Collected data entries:
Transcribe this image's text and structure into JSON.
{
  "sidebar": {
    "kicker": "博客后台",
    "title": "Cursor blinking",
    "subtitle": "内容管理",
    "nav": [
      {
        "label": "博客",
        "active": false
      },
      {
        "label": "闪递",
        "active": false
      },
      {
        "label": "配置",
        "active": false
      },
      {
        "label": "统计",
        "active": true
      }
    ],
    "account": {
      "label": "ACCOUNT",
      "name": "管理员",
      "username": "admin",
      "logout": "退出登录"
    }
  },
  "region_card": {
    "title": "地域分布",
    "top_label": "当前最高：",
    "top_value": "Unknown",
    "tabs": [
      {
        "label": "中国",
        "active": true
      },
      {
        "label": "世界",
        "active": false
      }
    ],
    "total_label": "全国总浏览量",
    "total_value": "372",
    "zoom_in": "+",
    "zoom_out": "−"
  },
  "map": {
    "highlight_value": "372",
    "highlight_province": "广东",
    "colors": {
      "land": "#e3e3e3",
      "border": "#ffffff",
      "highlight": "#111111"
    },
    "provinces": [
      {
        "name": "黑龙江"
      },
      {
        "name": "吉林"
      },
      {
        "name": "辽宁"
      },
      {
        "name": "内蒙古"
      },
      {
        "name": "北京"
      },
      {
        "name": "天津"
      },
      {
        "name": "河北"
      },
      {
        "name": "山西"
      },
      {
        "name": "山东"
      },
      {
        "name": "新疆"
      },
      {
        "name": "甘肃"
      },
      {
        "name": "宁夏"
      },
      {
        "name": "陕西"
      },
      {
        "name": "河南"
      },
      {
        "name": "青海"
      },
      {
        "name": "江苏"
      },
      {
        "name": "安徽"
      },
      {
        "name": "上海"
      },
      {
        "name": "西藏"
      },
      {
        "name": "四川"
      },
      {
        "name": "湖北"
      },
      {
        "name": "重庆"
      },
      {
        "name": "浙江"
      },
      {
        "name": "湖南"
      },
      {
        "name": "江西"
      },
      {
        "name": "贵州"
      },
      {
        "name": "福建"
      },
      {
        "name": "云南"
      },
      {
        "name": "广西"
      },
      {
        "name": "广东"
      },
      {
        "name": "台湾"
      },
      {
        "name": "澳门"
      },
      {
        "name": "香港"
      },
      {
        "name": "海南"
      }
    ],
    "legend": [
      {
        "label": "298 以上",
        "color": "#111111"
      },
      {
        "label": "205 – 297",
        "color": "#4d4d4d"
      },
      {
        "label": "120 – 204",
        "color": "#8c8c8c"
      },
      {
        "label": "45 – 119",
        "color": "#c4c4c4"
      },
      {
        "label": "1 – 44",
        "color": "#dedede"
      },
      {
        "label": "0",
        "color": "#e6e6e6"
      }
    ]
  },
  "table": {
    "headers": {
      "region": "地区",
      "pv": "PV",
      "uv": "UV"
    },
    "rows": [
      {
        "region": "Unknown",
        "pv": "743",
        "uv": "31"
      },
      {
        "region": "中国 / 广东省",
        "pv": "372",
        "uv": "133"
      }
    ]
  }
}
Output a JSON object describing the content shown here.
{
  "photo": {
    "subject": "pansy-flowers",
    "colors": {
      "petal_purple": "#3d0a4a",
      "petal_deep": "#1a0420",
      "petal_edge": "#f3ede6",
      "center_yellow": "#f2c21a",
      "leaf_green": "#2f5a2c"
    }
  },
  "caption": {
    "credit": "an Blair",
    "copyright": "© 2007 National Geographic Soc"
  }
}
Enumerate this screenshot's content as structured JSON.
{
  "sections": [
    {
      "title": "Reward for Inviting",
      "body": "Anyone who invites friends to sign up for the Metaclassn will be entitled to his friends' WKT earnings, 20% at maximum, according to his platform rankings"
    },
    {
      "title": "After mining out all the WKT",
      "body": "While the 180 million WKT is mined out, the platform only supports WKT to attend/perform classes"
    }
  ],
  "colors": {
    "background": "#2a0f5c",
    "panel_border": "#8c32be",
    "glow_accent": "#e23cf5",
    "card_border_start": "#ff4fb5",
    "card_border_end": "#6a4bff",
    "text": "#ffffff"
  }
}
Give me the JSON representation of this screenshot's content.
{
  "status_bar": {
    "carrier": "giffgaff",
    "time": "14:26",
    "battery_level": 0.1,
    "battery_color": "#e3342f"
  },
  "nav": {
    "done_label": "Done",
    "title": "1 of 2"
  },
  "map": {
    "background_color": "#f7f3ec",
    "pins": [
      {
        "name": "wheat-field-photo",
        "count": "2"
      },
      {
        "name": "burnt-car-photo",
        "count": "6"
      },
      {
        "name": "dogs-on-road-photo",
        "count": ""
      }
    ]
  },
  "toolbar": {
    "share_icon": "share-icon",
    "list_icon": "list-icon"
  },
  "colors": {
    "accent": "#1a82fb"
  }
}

Stated goal: Count how many lines contain "photo" and give only that count.

Response to the task: 4